#### PROBLEM REQUIREMENTS
Look at each line of the records and count those with "certify" in them. Please answer with the count alone.

Begin DATA ENTRIES

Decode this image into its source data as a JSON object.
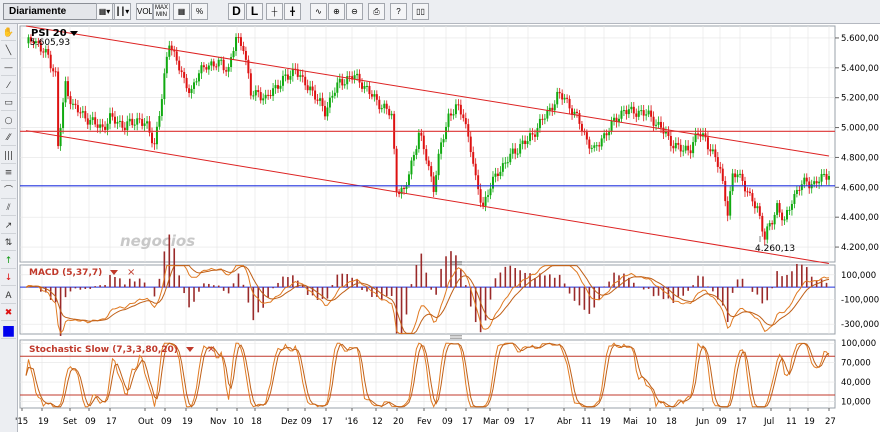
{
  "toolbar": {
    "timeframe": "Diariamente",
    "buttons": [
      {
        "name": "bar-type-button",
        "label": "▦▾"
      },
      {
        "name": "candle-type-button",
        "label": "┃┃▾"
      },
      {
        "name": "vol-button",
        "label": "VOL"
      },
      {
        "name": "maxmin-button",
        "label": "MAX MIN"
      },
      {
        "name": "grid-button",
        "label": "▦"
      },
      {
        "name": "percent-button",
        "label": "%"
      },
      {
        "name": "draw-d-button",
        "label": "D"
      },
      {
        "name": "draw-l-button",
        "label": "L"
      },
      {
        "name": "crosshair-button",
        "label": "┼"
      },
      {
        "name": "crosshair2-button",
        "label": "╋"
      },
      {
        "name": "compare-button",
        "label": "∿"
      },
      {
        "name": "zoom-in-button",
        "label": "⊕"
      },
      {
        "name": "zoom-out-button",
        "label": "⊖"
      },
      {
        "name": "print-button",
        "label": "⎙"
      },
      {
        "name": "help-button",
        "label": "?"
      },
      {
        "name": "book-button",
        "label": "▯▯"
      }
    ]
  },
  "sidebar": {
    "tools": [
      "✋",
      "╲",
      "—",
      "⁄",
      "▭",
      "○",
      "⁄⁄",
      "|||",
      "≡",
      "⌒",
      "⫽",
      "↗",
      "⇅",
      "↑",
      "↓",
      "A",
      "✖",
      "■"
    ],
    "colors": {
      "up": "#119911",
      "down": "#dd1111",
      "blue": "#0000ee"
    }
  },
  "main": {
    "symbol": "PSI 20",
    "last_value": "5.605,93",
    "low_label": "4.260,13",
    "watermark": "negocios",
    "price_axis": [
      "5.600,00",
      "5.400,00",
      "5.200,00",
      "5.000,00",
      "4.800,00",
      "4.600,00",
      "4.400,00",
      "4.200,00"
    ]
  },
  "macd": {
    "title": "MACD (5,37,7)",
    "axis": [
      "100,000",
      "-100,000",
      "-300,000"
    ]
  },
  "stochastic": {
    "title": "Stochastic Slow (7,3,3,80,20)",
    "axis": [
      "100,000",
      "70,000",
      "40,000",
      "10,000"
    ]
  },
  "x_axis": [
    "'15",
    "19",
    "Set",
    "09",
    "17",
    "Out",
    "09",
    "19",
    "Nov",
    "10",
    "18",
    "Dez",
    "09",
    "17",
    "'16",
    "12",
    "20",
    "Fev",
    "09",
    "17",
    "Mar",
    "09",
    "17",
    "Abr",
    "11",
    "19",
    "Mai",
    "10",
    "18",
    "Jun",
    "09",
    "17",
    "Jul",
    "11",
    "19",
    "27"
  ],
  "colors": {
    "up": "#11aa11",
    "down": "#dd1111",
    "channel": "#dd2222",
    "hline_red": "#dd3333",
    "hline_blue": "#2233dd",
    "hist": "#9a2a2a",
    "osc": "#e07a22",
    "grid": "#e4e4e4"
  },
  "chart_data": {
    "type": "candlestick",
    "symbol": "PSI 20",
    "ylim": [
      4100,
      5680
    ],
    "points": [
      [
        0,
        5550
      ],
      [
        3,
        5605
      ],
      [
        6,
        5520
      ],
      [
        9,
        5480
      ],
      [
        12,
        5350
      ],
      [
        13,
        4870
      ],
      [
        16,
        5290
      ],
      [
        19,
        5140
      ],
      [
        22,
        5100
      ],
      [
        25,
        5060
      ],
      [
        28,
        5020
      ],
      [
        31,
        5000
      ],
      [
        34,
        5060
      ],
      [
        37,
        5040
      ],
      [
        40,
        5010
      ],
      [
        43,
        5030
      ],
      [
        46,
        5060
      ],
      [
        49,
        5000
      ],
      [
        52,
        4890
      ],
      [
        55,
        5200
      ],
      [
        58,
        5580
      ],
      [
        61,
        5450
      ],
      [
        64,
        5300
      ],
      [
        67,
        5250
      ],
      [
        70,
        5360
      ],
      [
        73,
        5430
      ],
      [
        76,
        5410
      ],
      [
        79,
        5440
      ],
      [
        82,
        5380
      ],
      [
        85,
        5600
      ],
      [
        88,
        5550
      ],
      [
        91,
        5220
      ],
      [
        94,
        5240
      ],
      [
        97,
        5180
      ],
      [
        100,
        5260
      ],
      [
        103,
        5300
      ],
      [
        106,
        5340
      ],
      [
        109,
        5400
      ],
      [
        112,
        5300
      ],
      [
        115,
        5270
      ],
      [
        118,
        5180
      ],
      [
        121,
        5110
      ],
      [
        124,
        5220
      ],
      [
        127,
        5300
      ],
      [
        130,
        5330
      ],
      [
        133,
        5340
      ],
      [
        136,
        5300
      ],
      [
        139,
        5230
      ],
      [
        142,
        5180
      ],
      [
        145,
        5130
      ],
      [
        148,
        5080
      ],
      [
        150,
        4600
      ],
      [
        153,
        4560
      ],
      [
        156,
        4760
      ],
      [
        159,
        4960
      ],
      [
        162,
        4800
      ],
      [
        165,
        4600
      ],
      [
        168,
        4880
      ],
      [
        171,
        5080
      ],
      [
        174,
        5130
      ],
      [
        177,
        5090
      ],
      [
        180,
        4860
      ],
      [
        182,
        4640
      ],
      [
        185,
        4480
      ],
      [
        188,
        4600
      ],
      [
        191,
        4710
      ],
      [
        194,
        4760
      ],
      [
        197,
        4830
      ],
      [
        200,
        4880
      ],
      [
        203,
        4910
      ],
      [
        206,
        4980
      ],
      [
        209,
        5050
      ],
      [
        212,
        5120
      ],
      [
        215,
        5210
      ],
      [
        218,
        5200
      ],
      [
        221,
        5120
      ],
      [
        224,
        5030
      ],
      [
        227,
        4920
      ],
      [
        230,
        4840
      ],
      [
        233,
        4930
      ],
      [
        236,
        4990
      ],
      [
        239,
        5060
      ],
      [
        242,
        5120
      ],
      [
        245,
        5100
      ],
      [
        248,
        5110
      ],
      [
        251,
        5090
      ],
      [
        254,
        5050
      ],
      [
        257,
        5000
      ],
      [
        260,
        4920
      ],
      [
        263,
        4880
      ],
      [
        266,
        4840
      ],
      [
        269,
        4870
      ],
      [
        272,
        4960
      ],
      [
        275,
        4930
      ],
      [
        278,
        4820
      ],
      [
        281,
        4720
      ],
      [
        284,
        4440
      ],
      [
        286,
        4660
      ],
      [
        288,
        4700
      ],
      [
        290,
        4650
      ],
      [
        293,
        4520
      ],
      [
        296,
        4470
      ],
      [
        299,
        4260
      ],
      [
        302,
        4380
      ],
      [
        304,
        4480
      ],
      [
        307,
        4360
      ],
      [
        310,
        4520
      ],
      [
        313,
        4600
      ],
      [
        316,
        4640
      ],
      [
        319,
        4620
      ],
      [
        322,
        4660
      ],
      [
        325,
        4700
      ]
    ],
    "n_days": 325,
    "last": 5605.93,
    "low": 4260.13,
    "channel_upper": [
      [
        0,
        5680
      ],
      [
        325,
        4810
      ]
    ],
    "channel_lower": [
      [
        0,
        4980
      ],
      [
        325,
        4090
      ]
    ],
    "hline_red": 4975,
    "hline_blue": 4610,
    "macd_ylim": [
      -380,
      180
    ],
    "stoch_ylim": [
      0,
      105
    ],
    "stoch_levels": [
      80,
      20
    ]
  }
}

End DATA ENTRIES
Begin DATA ENTRIES

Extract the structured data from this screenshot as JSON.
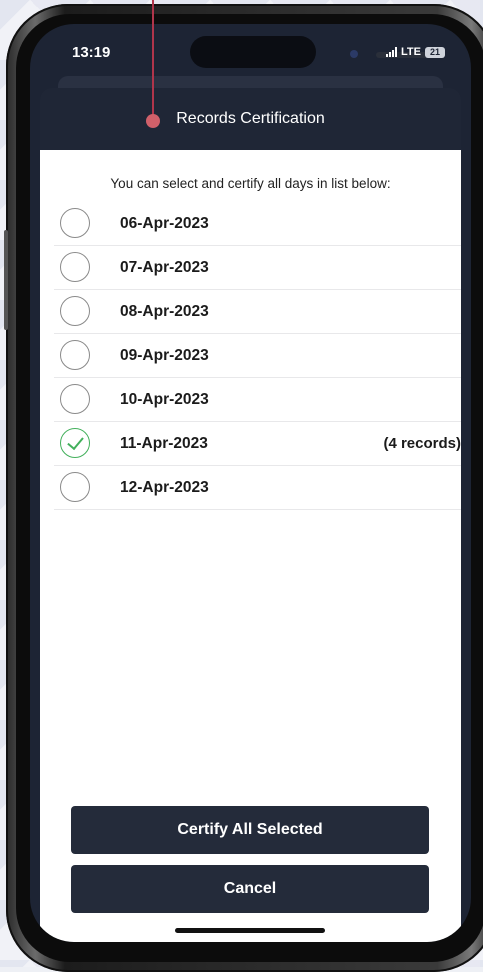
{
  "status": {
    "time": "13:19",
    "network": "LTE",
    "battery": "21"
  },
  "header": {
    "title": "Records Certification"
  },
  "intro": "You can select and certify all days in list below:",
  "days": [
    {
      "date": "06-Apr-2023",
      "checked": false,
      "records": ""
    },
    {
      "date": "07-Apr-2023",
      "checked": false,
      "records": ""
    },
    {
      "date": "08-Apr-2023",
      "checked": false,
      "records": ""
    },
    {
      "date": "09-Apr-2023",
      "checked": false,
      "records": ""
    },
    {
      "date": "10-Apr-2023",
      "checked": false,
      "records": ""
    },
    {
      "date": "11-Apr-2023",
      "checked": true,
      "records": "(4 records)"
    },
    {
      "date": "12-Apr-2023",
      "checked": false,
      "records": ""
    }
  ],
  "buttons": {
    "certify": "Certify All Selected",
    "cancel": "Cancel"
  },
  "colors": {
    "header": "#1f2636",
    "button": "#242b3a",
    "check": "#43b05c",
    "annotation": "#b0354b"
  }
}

End DATA ENTRIES

#### TASK RESPONSE
2